--- begin Input material ---

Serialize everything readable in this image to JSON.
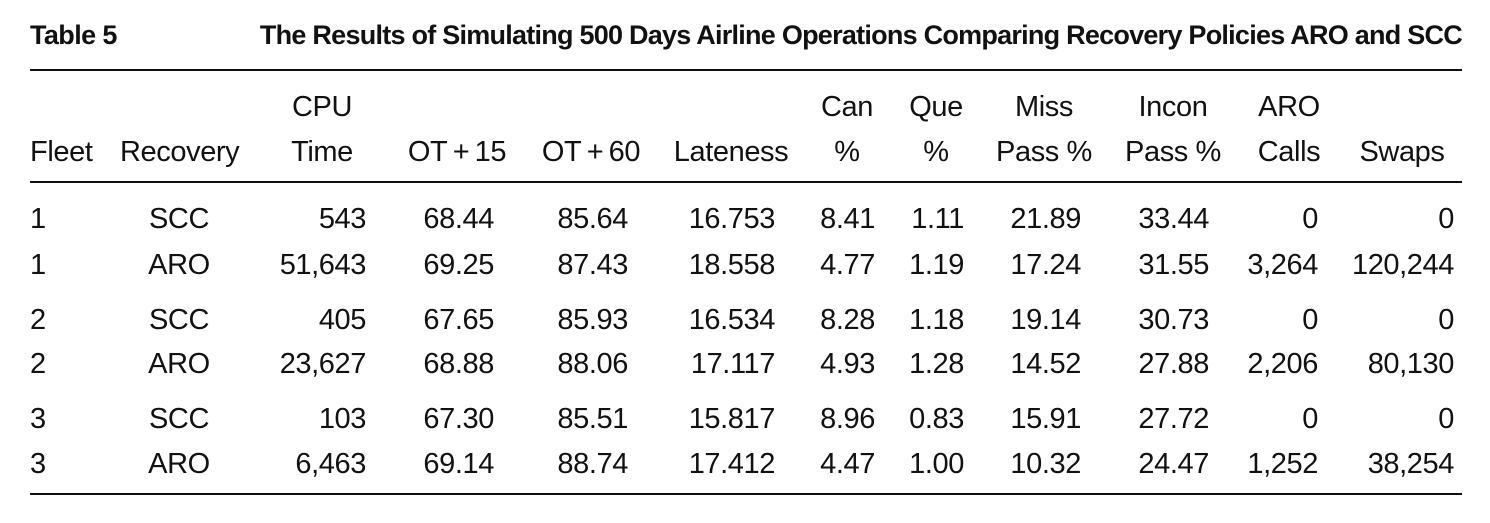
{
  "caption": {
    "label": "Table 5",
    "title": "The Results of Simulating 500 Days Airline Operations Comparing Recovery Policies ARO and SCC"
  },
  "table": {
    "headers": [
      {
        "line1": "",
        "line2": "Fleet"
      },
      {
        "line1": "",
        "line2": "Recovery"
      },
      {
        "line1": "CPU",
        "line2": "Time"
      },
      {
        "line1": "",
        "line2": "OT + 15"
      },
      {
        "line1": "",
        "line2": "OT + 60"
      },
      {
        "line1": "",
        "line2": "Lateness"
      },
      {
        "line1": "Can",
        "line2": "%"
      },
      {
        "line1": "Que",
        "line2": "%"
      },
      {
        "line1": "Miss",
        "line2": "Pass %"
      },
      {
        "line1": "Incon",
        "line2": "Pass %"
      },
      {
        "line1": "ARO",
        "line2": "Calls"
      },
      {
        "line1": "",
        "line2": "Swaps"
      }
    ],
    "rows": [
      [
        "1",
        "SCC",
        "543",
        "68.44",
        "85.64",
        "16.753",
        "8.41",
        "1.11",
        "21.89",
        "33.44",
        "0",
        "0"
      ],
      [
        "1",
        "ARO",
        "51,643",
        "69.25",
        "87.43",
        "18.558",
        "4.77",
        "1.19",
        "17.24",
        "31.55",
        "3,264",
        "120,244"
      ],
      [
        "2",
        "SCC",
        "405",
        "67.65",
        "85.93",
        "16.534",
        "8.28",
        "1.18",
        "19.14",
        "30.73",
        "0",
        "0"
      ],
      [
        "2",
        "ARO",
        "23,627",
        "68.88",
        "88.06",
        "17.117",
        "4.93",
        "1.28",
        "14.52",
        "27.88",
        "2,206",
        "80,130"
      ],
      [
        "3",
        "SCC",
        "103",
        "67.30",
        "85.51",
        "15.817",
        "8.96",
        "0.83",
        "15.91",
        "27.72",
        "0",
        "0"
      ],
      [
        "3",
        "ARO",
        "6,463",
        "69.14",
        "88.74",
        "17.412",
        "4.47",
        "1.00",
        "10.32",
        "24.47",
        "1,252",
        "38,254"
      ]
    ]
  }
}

--- end Input material ---

Exercise directions: Set down the complete material exactly, but do not include the images.

Result for this exercise:
Serialize everything readable in this image to JSON.
{
  "caption": {
    "label": "Table 5",
    "title": "The Results of Simulating 500 Days Airline Operations Comparing Recovery Policies ARO and SCC"
  },
  "table": {
    "headers": [
      {
        "line1": "",
        "line2": "Fleet"
      },
      {
        "line1": "",
        "line2": "Recovery"
      },
      {
        "line1": "CPU",
        "line2": "Time"
      },
      {
        "line1": "",
        "line2": "OT + 15"
      },
      {
        "line1": "",
        "line2": "OT + 60"
      },
      {
        "line1": "",
        "line2": "Lateness"
      },
      {
        "line1": "Can",
        "line2": "%"
      },
      {
        "line1": "Que",
        "line2": "%"
      },
      {
        "line1": "Miss",
        "line2": "Pass %"
      },
      {
        "line1": "Incon",
        "line2": "Pass %"
      },
      {
        "line1": "ARO",
        "line2": "Calls"
      },
      {
        "line1": "",
        "line2": "Swaps"
      }
    ],
    "rows": [
      [
        "1",
        "SCC",
        "543",
        "68.44",
        "85.64",
        "16.753",
        "8.41",
        "1.11",
        "21.89",
        "33.44",
        "0",
        "0"
      ],
      [
        "1",
        "ARO",
        "51,643",
        "69.25",
        "87.43",
        "18.558",
        "4.77",
        "1.19",
        "17.24",
        "31.55",
        "3,264",
        "120,244"
      ],
      [
        "2",
        "SCC",
        "405",
        "67.65",
        "85.93",
        "16.534",
        "8.28",
        "1.18",
        "19.14",
        "30.73",
        "0",
        "0"
      ],
      [
        "2",
        "ARO",
        "23,627",
        "68.88",
        "88.06",
        "17.117",
        "4.93",
        "1.28",
        "14.52",
        "27.88",
        "2,206",
        "80,130"
      ],
      [
        "3",
        "SCC",
        "103",
        "67.30",
        "85.51",
        "15.817",
        "8.96",
        "0.83",
        "15.91",
        "27.72",
        "0",
        "0"
      ],
      [
        "3",
        "ARO",
        "6,463",
        "69.14",
        "88.74",
        "17.412",
        "4.47",
        "1.00",
        "10.32",
        "24.47",
        "1,252",
        "38,254"
      ]
    ]
  }
}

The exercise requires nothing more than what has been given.